■ **TASK DETAILS**
Reproduce all the entries exactly and keep the pictures out.

[Records from a dataset]
************

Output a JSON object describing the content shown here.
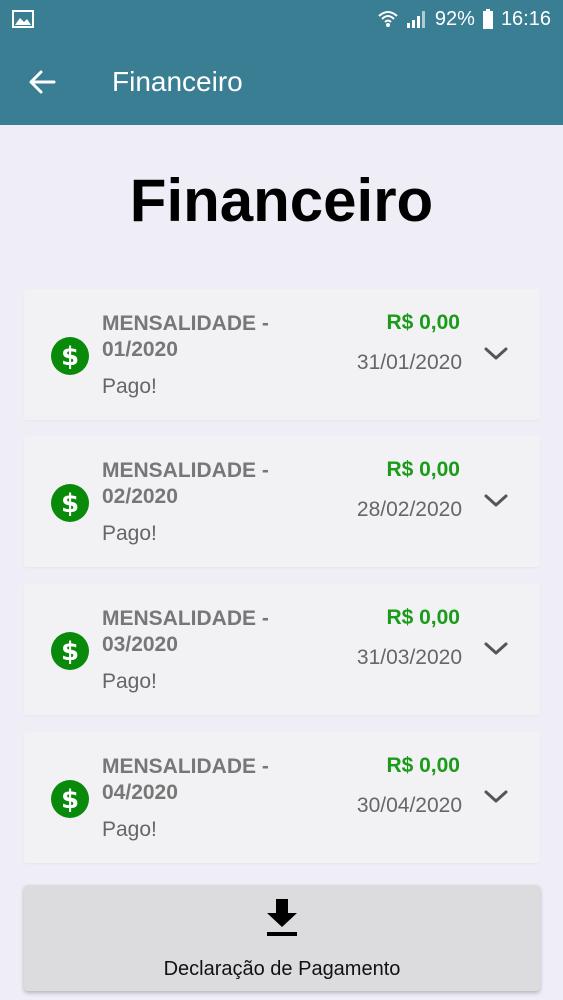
{
  "status_bar": {
    "battery_percent": "92%",
    "time": "16:16",
    "icons": [
      "gallery-icon",
      "wifi-icon",
      "signal-icon",
      "battery-icon"
    ]
  },
  "app_bar": {
    "title": "Financeiro",
    "back_icon": "arrow-back-icon"
  },
  "page": {
    "title": "Financeiro"
  },
  "payments": [
    {
      "title": "MENSALIDADE - 01/2020",
      "status": "Pago!",
      "amount": "R$ 0,00",
      "date": "31/01/2020"
    },
    {
      "title": "MENSALIDADE - 02/2020",
      "status": "Pago!",
      "amount": "R$ 0,00",
      "date": "28/02/2020"
    },
    {
      "title": "MENSALIDADE - 03/2020",
      "status": "Pago!",
      "amount": "R$ 0,00",
      "date": "31/03/2020"
    },
    {
      "title": "MENSALIDADE - 04/2020",
      "status": "Pago!",
      "amount": "R$ 0,00",
      "date": "30/04/2020"
    }
  ],
  "declaration_button": {
    "label": "Declaração de Pagamento",
    "icon": "download-icon"
  },
  "colors": {
    "app_bar": "#3a7e94",
    "background": "#efeef7",
    "card": "#f2f1f4",
    "amount_green": "#1a9b1a",
    "icon_green": "#0a8a0a"
  }
}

************

■ **SOLUTION TO THIS TASK**
Output a JSON object describing the content shown here.
{
  "status_bar": {
    "battery_percent": "92%",
    "time": "16:16",
    "icons": [
      "gallery-icon",
      "wifi-icon",
      "signal-icon",
      "battery-icon"
    ]
  },
  "app_bar": {
    "title": "Financeiro",
    "back_icon": "arrow-back-icon"
  },
  "page": {
    "title": "Financeiro"
  },
  "payments": [
    {
      "title": "MENSALIDADE - 01/2020",
      "status": "Pago!",
      "amount": "R$ 0,00",
      "date": "31/01/2020"
    },
    {
      "title": "MENSALIDADE - 02/2020",
      "status": "Pago!",
      "amount": "R$ 0,00",
      "date": "28/02/2020"
    },
    {
      "title": "MENSALIDADE - 03/2020",
      "status": "Pago!",
      "amount": "R$ 0,00",
      "date": "31/03/2020"
    },
    {
      "title": "MENSALIDADE - 04/2020",
      "status": "Pago!",
      "amount": "R$ 0,00",
      "date": "30/04/2020"
    }
  ],
  "declaration_button": {
    "label": "Declaração de Pagamento",
    "icon": "download-icon"
  },
  "colors": {
    "app_bar": "#3a7e94",
    "background": "#efeef7",
    "card": "#f2f1f4",
    "amount_green": "#1a9b1a",
    "icon_green": "#0a8a0a"
  }
}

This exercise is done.